Task instructions:
Continue the passage on integrating mindfulness into the medical curriculum, picking up right after its final sentence.

Extracted text:
Integrate Mindfulness with the Rest of the Curriculum

There are many potential points of overlap between mindfulness and other curriculum content like clinical skills. This needs to be made obvious so that the mindfulness content is not seen by students and faculty as being a topic on the periphery of other important parts of the curriculum. How this is done will be different depending on the year level. Early in the course links between mindfulness and biomedical, social and psychological sciences can be made obvious by integrating sciences such as mind–body medicine, psychoneuroimmunology and neuroscience. Communication skills fit naturally with mindfulness and the development of listening skills, emotional intelligence and compassion. Later in the course mindfulness can be linked to the development of better focus while performing surgical and medical procedures, increasing vigilance to reduce clinical errors, and supporting clinical reasoning and decision-making. It can also be linked therapeutically with clinical applications like mental health, managing chronic pain, addiction or helping patients to facilitate lifestyle and behaviour change in the prevention or management of chronic illnesses. Of course, for students to be able to use it therapeutically rather than merely recommend it in these complex clinical situations would need significantly more training.

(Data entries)
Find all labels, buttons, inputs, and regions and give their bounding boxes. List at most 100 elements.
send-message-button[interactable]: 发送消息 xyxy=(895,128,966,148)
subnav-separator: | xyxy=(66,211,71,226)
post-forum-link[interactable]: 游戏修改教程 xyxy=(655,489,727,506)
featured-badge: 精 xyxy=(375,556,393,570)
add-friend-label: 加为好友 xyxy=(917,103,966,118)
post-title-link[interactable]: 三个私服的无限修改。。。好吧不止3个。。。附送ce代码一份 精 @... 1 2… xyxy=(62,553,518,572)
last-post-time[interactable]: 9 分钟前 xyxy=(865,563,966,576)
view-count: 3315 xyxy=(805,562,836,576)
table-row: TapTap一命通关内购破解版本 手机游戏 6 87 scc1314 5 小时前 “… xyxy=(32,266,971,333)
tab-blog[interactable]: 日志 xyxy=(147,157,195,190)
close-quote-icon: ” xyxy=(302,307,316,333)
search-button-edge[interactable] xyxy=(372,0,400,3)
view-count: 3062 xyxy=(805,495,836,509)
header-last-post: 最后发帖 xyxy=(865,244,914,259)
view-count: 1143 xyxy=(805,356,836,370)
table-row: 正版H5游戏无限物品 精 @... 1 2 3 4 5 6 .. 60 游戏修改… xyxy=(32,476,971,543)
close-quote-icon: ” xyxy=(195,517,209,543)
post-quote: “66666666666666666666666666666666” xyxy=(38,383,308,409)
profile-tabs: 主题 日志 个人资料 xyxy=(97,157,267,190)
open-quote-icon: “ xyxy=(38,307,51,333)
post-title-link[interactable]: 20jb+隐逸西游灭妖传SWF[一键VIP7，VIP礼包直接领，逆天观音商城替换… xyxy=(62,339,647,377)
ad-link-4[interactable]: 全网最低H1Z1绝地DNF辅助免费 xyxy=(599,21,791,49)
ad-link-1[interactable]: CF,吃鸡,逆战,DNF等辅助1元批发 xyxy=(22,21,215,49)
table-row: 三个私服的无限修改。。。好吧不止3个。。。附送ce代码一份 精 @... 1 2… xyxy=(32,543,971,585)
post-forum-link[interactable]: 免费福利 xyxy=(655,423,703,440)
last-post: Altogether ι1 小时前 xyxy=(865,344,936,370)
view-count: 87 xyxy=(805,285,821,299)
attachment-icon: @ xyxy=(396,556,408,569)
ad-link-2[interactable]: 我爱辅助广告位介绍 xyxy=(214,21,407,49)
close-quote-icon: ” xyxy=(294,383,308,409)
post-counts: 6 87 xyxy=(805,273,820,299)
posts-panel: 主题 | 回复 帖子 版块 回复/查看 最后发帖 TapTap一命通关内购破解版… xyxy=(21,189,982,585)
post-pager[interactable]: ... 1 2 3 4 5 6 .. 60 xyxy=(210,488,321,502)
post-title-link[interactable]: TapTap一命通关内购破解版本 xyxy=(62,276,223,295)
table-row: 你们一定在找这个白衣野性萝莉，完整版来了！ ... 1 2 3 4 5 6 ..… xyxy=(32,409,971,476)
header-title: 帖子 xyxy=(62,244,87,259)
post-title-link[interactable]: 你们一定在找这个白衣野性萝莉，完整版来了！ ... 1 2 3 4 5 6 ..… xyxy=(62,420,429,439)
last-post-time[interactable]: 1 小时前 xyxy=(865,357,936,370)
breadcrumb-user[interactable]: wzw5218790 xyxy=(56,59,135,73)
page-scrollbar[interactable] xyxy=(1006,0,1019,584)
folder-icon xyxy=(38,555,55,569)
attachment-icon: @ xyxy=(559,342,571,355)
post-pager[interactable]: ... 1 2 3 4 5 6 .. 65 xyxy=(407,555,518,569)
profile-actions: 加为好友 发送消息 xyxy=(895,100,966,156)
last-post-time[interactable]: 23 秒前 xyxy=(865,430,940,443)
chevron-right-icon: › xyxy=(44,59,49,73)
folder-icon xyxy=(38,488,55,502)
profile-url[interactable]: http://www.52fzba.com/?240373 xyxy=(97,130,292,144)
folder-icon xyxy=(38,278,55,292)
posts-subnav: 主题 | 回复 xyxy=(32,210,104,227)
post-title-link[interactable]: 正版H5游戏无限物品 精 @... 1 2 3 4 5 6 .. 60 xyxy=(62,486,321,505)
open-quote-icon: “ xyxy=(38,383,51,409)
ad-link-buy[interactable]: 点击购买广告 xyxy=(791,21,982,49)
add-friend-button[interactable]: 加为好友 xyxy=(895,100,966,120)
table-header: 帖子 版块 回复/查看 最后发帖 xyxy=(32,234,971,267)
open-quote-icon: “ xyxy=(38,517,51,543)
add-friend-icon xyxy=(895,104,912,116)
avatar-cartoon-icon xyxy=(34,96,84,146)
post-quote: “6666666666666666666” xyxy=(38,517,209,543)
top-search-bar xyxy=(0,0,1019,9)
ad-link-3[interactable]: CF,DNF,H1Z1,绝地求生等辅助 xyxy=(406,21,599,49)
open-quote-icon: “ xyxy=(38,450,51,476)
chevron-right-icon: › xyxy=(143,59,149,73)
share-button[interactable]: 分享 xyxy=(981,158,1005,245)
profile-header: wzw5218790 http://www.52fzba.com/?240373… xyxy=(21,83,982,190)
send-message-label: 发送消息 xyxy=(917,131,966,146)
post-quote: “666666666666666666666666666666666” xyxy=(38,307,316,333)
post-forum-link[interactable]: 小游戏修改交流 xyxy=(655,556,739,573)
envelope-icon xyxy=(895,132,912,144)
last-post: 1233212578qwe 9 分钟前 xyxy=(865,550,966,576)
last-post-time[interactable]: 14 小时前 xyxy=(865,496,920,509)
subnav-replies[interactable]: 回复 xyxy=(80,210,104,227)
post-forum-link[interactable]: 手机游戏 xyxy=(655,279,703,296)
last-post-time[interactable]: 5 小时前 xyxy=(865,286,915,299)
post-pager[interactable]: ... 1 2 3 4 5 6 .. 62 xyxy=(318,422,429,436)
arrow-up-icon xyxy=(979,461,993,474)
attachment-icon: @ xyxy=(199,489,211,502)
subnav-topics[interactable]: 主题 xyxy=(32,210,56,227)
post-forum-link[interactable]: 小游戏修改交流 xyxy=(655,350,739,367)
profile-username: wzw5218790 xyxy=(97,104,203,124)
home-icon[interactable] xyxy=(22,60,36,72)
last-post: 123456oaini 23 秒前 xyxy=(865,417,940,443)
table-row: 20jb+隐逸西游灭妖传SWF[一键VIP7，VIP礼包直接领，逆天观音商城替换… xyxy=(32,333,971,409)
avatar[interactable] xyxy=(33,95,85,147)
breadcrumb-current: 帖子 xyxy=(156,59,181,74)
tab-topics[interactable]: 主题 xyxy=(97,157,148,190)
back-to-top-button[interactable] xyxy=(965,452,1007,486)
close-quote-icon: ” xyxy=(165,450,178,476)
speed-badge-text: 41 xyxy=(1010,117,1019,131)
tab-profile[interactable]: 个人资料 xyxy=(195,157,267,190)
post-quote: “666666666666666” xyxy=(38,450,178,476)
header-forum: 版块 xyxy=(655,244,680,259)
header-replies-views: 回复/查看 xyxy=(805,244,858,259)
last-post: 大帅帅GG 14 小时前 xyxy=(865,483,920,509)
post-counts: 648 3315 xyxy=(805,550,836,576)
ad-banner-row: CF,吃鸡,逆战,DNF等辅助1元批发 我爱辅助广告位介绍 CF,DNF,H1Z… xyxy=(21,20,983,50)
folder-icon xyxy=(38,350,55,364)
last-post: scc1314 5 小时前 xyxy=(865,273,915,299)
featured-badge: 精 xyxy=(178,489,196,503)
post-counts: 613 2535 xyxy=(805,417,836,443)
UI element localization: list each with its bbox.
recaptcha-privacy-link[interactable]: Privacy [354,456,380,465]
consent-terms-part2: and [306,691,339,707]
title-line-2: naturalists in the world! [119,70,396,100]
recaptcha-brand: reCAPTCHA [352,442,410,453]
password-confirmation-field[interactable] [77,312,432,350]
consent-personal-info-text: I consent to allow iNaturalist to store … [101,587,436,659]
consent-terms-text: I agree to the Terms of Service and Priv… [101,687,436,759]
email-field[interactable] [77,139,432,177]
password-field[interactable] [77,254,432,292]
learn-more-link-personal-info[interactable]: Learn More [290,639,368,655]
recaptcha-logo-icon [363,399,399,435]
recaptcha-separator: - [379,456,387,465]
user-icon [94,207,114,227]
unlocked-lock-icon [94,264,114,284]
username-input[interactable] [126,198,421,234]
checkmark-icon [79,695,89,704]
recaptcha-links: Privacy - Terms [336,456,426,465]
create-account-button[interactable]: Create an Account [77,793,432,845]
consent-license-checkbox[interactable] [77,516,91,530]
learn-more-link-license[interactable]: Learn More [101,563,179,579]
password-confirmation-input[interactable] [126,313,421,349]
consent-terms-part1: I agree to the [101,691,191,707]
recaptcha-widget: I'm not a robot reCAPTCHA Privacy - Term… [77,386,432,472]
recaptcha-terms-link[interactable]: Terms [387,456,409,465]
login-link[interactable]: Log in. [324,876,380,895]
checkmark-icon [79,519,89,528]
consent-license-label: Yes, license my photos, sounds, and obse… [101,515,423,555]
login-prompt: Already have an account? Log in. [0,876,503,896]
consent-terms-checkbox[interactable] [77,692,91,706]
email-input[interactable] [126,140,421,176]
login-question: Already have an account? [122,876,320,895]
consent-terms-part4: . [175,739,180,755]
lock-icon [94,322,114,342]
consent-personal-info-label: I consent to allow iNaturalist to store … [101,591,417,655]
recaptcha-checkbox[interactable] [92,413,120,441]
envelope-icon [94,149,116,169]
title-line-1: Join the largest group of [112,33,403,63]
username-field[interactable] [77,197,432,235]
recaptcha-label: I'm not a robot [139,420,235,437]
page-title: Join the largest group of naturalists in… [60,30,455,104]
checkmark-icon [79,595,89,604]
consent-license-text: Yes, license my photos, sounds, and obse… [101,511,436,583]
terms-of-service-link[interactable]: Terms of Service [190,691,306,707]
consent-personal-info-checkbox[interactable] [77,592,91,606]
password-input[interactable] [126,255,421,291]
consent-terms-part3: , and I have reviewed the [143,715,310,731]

Response for this exercise:
It helps if mindfulness is vertically integrated and delivered across various years of the course rather than at one time-point only. If delivered across different year levels, it is important to have the whole offering in view as each year’s content is being developed and delivered so that knowledge and skills are reinforced in a coordinated and stepwise way rather than merely repeating what went before.

Tutor Selection and Training

Tutors are best selected based on their personal commitment to practicing mindfulness, their professional experience in using it clinically and their small group teaching skills. For the HEP, even experienced mindfulness practitioners are mentored and observe an experienced tutor running the program before they are allowed to be HEP tutors the following year. They see how the course is run, the language used, the Socratic teaching style, the experiments in operation and the way it is contextualised for the students. This is complemented by a 3-h tutor briefing before the commencement of the HEP to orient tutors to the course structure and delivery, and there are weekly tutor debriefing sessions after the tutorials.

Delivery

How mindfulness teaching is delivered can have a huge effect on whether or not it is positively received by the students. Health professional students are training to become doctors or allied health professionals, so they probably didn’t realise they were signing up for mindfulness when they started their university degree. Unless it is quickly seen as being relevant it will be rejected by the majority of students.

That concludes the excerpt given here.